> **DATA SHOWN**:
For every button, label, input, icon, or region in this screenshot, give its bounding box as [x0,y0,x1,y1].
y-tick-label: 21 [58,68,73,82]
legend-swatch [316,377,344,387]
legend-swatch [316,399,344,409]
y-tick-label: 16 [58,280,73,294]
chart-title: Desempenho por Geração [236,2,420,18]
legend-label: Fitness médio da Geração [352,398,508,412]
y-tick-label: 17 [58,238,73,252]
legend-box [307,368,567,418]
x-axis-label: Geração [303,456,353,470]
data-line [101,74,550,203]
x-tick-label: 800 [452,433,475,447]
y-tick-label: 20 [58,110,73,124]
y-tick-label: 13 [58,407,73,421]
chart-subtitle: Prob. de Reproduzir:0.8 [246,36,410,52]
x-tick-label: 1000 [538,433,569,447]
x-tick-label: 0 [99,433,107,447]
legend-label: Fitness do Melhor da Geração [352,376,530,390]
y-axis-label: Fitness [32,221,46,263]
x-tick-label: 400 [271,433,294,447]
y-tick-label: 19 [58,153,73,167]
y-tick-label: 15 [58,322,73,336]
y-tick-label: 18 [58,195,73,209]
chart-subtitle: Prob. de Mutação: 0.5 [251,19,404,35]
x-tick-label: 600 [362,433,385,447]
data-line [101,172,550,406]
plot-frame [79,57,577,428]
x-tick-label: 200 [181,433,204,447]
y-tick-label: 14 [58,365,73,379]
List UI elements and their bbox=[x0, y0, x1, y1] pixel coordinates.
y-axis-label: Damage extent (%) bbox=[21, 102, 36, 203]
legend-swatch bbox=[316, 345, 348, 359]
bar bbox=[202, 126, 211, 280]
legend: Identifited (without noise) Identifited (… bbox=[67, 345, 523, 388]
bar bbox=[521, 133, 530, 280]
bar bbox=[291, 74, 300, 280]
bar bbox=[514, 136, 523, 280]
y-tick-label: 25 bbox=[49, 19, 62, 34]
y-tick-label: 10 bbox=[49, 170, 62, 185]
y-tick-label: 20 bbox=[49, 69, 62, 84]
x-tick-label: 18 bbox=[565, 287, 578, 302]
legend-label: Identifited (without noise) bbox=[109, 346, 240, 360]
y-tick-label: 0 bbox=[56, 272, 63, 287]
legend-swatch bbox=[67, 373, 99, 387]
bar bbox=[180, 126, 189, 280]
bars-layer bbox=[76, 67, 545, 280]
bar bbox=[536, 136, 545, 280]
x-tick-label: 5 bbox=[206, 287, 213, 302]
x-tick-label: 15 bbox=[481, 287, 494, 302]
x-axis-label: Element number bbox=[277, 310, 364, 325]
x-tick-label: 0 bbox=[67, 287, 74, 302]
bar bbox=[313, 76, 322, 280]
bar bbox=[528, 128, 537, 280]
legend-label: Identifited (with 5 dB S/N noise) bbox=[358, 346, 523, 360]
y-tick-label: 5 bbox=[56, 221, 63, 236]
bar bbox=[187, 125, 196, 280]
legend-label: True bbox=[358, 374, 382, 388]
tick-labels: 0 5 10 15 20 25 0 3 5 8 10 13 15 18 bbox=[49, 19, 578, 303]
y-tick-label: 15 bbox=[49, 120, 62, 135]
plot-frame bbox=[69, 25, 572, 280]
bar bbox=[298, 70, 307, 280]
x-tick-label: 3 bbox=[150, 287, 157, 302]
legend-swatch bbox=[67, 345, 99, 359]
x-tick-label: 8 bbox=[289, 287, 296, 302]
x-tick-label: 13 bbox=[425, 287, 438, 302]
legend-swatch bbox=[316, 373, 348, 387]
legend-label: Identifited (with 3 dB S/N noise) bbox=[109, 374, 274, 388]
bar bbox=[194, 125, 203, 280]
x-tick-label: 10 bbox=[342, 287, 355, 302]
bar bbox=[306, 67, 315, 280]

> **OBJECTIVE**: Switch every "plot-frame" in the rows above to "plot-area", and leave everything else in them unchanged.

> **PROBLEM SOLUTION**:
For every button, label, input, icon, or region in this screenshot, give its bounding box as [x0,y0,x1,y1].
y-tick-label: 21 [58,68,73,82]
legend-swatch [316,377,344,387]
legend-swatch [316,399,344,409]
y-tick-label: 16 [58,280,73,294]
chart-title: Desempenho por Geração [236,2,420,18]
legend-label: Fitness médio da Geração [352,398,508,412]
y-tick-label: 17 [58,238,73,252]
legend-box [307,368,567,418]
x-axis-label: Geração [303,456,353,470]
data-line [101,74,550,203]
x-tick-label: 800 [452,433,475,447]
y-tick-label: 20 [58,110,73,124]
y-tick-label: 13 [58,407,73,421]
chart-subtitle: Prob. de Reproduzir:0.8 [246,36,410,52]
x-tick-label: 1000 [538,433,569,447]
x-tick-label: 0 [99,433,107,447]
legend-label: Fitness do Melhor da Geração [352,376,530,390]
y-axis-label: Fitness [32,221,46,263]
x-tick-label: 400 [271,433,294,447]
y-tick-label: 19 [58,153,73,167]
y-tick-label: 15 [58,322,73,336]
y-tick-label: 18 [58,195,73,209]
chart-subtitle: Prob. de Mutação: 0.5 [251,19,404,35]
x-tick-label: 600 [362,433,385,447]
data-line [101,172,550,406]
plot-area [79,57,577,428]
x-tick-label: 200 [181,433,204,447]
y-tick-label: 14 [58,365,73,379]
List UI elements and their bbox=[x0, y0, x1, y1] pixel coordinates.
y-axis-label: Damage extent (%) bbox=[21, 102, 36, 203]
legend-swatch bbox=[316, 345, 348, 359]
bar bbox=[202, 126, 211, 280]
legend: Identifited (without noise) Identifited (… bbox=[67, 345, 523, 388]
bar bbox=[521, 133, 530, 280]
bar bbox=[291, 74, 300, 280]
bar bbox=[514, 136, 523, 280]
y-tick-label: 25 bbox=[49, 19, 62, 34]
y-tick-label: 10 bbox=[49, 170, 62, 185]
y-tick-label: 20 bbox=[49, 69, 62, 84]
x-tick-label: 18 bbox=[565, 287, 578, 302]
legend-label: Identifited (without noise) bbox=[109, 346, 240, 360]
y-tick-label: 0 bbox=[56, 272, 63, 287]
legend-swatch bbox=[67, 373, 99, 387]
bar bbox=[180, 126, 189, 280]
bars-layer bbox=[76, 67, 545, 280]
bar bbox=[536, 136, 545, 280]
x-tick-label: 5 bbox=[206, 287, 213, 302]
x-tick-label: 15 bbox=[481, 287, 494, 302]
x-axis-label: Element number bbox=[277, 310, 364, 325]
x-tick-label: 0 bbox=[67, 287, 74, 302]
bar bbox=[313, 76, 322, 280]
bar bbox=[528, 128, 537, 280]
legend-label: Identifited (with 5 dB S/N noise) bbox=[358, 346, 523, 360]
y-tick-label: 5 bbox=[56, 221, 63, 236]
bar bbox=[187, 125, 196, 280]
legend-label: True bbox=[358, 374, 382, 388]
tick-labels: 0 5 10 15 20 25 0 3 5 8 10 13 15 18 bbox=[49, 19, 578, 303]
y-tick-label: 15 bbox=[49, 120, 62, 135]
plot-area bbox=[69, 25, 572, 280]
bar bbox=[298, 70, 307, 280]
x-tick-label: 3 bbox=[150, 287, 157, 302]
legend-swatch bbox=[67, 345, 99, 359]
x-tick-label: 8 bbox=[289, 287, 296, 302]
x-tick-label: 13 bbox=[425, 287, 438, 302]
legend-swatch bbox=[316, 373, 348, 387]
legend-label: Identifited (with 3 dB S/N noise) bbox=[109, 374, 274, 388]
bar bbox=[194, 125, 203, 280]
x-tick-label: 10 bbox=[342, 287, 355, 302]
bar bbox=[306, 67, 315, 280]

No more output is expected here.